Stated goal:
Retype every entry in its entirety, without alteration.

Exercise inputs:
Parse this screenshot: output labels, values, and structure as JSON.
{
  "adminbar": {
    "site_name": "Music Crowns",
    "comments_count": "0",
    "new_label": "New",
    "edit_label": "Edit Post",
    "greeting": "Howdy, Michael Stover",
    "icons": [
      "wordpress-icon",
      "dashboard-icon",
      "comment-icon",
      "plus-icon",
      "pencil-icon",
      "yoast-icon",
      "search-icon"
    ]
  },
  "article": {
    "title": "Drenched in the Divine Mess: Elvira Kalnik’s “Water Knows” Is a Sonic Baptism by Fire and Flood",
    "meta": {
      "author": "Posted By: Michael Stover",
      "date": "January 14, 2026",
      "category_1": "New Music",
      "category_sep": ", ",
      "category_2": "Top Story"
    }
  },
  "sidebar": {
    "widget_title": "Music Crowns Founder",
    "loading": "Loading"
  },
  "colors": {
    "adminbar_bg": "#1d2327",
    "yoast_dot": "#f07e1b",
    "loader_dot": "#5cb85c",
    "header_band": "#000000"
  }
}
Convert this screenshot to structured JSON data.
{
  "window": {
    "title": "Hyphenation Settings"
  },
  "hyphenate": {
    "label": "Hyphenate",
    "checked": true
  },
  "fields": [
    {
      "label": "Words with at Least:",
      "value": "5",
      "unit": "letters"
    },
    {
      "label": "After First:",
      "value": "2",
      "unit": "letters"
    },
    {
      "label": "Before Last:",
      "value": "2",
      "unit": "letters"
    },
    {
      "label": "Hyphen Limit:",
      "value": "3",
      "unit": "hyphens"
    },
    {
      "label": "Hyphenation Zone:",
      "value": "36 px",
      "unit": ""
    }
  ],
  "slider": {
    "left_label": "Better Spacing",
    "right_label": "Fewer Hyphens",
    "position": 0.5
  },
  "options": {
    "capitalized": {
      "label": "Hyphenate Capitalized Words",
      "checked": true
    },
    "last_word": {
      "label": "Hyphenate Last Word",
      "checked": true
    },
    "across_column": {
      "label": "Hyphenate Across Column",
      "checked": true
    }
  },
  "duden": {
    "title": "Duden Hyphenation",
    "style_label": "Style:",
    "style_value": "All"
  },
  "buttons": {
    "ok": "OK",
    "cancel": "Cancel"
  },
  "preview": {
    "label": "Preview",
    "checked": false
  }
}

Task output:
Parse this screenshot: output labels, values, and structure as JSON.
{
  "adminbar": {
    "site_name": "Music Crowns",
    "comments_count": "0",
    "new_label": "New",
    "edit_label": "Edit Post",
    "greeting": "Howdy, Michael Stover",
    "icons": [
      "wordpress-icon",
      "dashboard-icon",
      "comment-icon",
      "plus-icon",
      "pencil-icon",
      "yoast-icon",
      "search-icon"
    ]
  },
  "article": {
    "title": "Drenched in the Divine Mess: Elvira Kalnik’s “Water Knows” Is a Sonic Baptism by Fire and Flood",
    "meta": {
      "author": "Posted By: Michael Stover",
      "date": "January 14, 2026",
      "category_1": "New Music",
      "category_sep": ", ",
      "category_2": "Top Story"
    }
  },
  "sidebar": {
    "widget_title": "Music Crowns Founder",
    "loading": "Loading"
  },
  "colors": {
    "adminbar_bg": "#1d2327",
    "yoast_dot": "#f07e1b",
    "loader_dot": "#5cb85c",
    "header_band": "#000000"
  }
}
Convert this screenshot to structured JSON data.
{
  "window": {
    "title": "Hyphenation Settings"
  },
  "hyphenate": {
    "label": "Hyphenate",
    "checked": true
  },
  "fields": [
    {
      "label": "Words with at Least:",
      "value": "5",
      "unit": "letters"
    },
    {
      "label": "After First:",
      "value": "2",
      "unit": "letters"
    },
    {
      "label": "Before Last:",
      "value": "2",
      "unit": "letters"
    },
    {
      "label": "Hyphen Limit:",
      "value": "3",
      "unit": "hyphens"
    },
    {
      "label": "Hyphenation Zone:",
      "value": "36 px",
      "unit": ""
    }
  ],
  "slider": {
    "left_label": "Better Spacing",
    "right_label": "Fewer Hyphens",
    "position": 0.5
  },
  "options": {
    "capitalized": {
      "label": "Hyphenate Capitalized Words",
      "checked": true
    },
    "last_word": {
      "label": "Hyphenate Last Word",
      "checked": true
    },
    "across_column": {
      "label": "Hyphenate Across Column",
      "checked": true
    }
  },
  "duden": {
    "title": "Duden Hyphenation",
    "style_label": "Style:",
    "style_value": "All"
  },
  "buttons": {
    "ok": "OK",
    "cancel": "Cancel"
  },
  "preview": {
    "label": "Preview",
    "checked": false
  }
}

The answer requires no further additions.